→ Problem to solve: Write out the entries below once more, exactly, with the pictures left out.

— start Material shown —

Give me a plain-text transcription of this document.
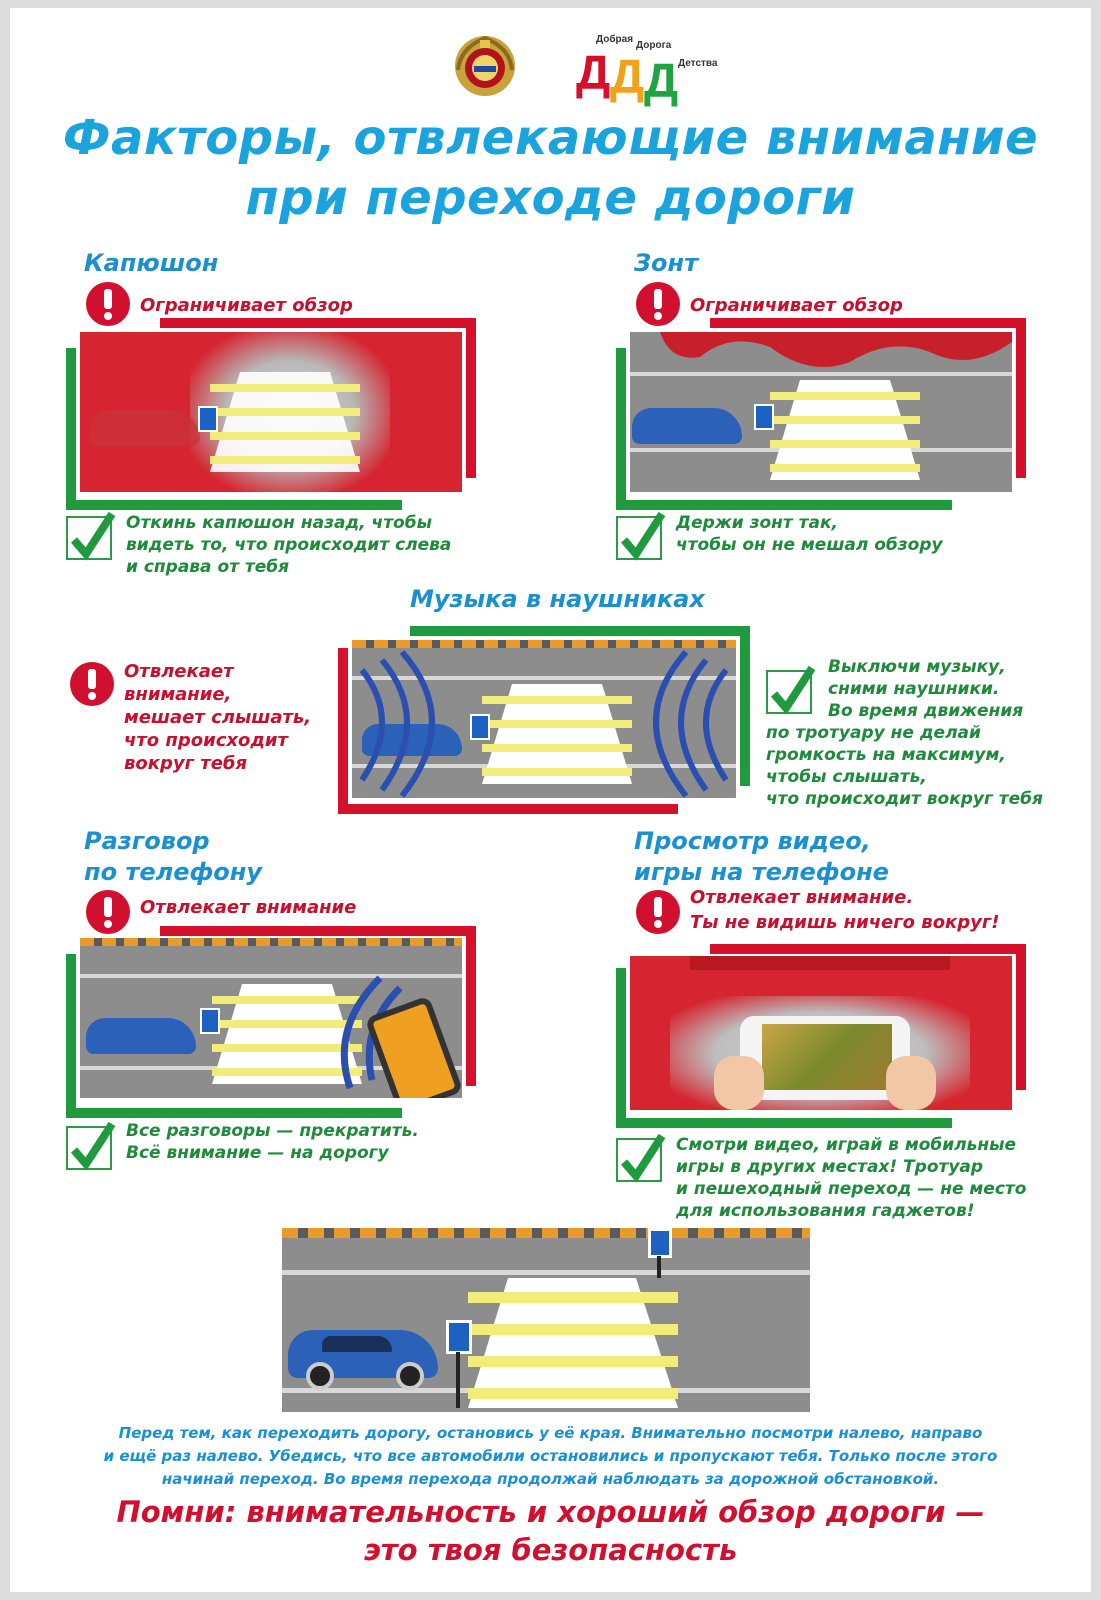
Д Д Д
Добрая
Дорога
Детства
Факторы, отвлекающие внимание
при переходе дороги
Капюшон
Ограничивает обзор
Откинь капюшон назад, чтобы
видеть то, что происходит слева
и справа от тебя
Зонт
Ограничивает обзор
Держи зонт так,
чтобы он не мешал обзору
Музыка в наушниках
Отвлекает
внимание,
мешает слышать,
что происходит
вокруг тебя
Выключи музыку,
сними наушники.
Во время движения
по тротуару не делай
громкость на максимум,
чтобы слышать,
что происходит вокруг тебя
Разговор
по телефону
Отвлекает внимание
Все разговоры — прекратить.
Всё внимание — на дорогу
Просмотр видео,
игры на телефоне
Отвлекает внимание.
Ты не видишь ничего вокруг!
Смотри видео, играй в мобильные
игры в других местах! Тротуар
и пешеходный переход — не место
для использования гаджетов!
Перед тем, как переходить дорогу, остановись у её края. Внимательно посмотри налево, направо
и ещё раз налево. Убедись, что все автомобили остановились и пропускают тебя. Только после этого
начинай переход. Во время перехода продолжай наблюдать за дорожной обстановкой.
Помни: внимательность и хороший обзор дороги —
это твоя безопасность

— end Material shown —

→ The solution:
Give me a plain-text transcription of this document.
Д Д Д
Добрая
Дорога
Детства
Факторы, отвлекающие внимание
при переходе дороги
Капюшон
Ограничивает обзор
Откинь капюшон назад, чтобы
видеть то, что происходит слева
и справа от тебя
Зонт
Ограничивает обзор
Держи зонт так,
чтобы он не мешал обзору
Музыка в наушниках
Отвлекает
внимание,
мешает слышать,
что происходит
вокруг тебя
Выключи музыку,
сними наушники.
Во время движения
по тротуару не делай
громкость на максимум,
чтобы слышать,
что происходит вокруг тебя
Разговор
по телефону
Отвлекает внимание
Все разговоры — прекратить.
Всё внимание — на дорогу
Просмотр видео,
игры на телефоне
Отвлекает внимание.
Ты не видишь ничего вокруг!
Смотри видео, играй в мобильные
игры в других местах! Тротуар
и пешеходный переход — не место
для использования гаджетов!
Перед тем, как переходить дорогу, остановись у её края. Внимательно посмотри налево, направо
и ещё раз налево. Убедись, что все автомобили остановились и пропускают тебя. Только после этого
начинай переход. Во время перехода продолжай наблюдать за дорожной обстановкой.
Помни: внимательность и хороший обзор дороги —
это твоя безопасность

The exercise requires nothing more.